--- To be done ---
Collect every line that includes the string "normal".

--- Provided material ---
[Begin]
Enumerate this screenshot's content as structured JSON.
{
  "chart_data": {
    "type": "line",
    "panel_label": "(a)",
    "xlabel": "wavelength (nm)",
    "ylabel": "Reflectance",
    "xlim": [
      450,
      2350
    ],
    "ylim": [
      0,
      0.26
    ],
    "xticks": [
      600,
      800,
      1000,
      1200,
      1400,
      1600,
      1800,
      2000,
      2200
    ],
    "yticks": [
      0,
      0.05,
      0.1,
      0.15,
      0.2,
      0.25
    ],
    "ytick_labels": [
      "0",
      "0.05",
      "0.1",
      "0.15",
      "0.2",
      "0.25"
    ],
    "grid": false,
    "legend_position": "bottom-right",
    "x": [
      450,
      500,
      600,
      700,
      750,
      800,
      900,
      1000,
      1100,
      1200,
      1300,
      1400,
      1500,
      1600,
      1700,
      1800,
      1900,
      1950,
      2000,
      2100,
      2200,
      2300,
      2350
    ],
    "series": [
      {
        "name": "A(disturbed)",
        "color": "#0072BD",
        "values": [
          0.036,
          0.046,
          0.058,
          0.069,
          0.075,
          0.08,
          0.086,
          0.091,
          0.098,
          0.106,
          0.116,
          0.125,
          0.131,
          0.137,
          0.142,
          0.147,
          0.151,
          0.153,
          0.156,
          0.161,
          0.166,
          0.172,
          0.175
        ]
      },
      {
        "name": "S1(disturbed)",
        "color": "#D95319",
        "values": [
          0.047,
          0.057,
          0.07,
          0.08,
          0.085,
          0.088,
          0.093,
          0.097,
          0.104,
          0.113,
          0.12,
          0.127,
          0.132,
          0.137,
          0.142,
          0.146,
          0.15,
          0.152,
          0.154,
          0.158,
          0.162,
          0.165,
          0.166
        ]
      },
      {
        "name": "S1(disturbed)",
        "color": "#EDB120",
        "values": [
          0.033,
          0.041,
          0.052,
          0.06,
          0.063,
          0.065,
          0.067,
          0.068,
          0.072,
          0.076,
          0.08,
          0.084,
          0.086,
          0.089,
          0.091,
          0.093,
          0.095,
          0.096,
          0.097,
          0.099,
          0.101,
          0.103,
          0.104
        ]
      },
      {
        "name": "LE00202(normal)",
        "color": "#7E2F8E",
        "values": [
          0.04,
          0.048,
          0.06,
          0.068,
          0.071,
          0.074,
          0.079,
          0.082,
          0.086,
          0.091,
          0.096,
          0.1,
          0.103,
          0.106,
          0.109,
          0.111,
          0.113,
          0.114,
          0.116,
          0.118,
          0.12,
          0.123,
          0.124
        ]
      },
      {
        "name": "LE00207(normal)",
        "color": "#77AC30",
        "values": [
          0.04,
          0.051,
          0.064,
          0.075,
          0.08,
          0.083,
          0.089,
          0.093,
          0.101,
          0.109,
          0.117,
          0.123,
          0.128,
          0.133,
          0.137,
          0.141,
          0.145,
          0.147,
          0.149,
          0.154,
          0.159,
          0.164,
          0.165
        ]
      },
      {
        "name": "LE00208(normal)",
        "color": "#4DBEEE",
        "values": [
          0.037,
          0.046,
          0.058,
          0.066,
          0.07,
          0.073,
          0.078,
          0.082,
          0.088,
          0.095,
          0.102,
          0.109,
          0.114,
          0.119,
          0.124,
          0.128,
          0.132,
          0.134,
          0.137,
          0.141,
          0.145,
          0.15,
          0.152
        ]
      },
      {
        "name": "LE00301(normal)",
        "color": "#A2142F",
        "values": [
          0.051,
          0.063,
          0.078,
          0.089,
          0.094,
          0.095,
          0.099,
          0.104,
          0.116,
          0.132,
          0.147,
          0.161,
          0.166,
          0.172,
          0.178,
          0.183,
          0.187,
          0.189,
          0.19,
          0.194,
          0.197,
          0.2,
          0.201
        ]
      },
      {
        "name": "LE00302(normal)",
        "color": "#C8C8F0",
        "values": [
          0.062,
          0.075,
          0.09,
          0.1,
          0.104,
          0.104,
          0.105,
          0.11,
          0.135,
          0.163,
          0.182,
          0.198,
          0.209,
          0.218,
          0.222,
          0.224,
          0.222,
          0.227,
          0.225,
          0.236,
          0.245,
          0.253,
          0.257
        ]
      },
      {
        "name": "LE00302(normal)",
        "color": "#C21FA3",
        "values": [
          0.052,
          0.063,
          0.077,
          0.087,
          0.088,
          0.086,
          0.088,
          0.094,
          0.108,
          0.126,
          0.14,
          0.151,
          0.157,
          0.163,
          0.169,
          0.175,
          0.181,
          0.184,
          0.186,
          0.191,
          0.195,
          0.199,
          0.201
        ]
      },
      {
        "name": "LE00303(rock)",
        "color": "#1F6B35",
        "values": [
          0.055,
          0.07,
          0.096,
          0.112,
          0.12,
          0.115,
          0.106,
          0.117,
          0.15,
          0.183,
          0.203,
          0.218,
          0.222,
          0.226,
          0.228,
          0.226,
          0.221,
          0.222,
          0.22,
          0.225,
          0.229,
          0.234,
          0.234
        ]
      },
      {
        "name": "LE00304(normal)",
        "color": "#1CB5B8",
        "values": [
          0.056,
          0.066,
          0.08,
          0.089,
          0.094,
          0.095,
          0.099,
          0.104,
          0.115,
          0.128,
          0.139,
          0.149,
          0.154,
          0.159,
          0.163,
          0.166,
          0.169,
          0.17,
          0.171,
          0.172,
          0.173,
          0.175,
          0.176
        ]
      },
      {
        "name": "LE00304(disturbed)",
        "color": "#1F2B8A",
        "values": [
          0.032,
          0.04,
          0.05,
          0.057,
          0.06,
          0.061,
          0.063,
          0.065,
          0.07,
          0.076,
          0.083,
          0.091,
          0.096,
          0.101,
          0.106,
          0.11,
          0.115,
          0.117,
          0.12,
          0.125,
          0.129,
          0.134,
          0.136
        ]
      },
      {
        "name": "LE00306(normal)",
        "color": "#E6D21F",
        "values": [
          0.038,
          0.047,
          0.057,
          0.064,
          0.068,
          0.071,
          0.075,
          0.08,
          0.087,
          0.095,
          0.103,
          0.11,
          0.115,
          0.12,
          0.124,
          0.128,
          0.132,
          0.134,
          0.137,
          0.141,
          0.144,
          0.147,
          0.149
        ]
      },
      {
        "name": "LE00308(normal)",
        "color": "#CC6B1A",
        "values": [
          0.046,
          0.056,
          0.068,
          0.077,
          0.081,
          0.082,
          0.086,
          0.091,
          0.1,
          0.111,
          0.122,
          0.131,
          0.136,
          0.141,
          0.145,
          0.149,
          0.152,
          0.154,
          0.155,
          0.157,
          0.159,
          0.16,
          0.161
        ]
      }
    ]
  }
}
[End]
--- Task response ---
        "name": "LE00202(normal)",
        "name": "LE00207(normal)",
        "name": "LE00208(normal)",
        "name": "LE00301(normal)",
        "name": "LE00302(normal)",
        "name": "LE00302(normal)",
        "name": "LE00304(normal)",
        "name": "LE00306(normal)",
        "name": "LE00308(normal)",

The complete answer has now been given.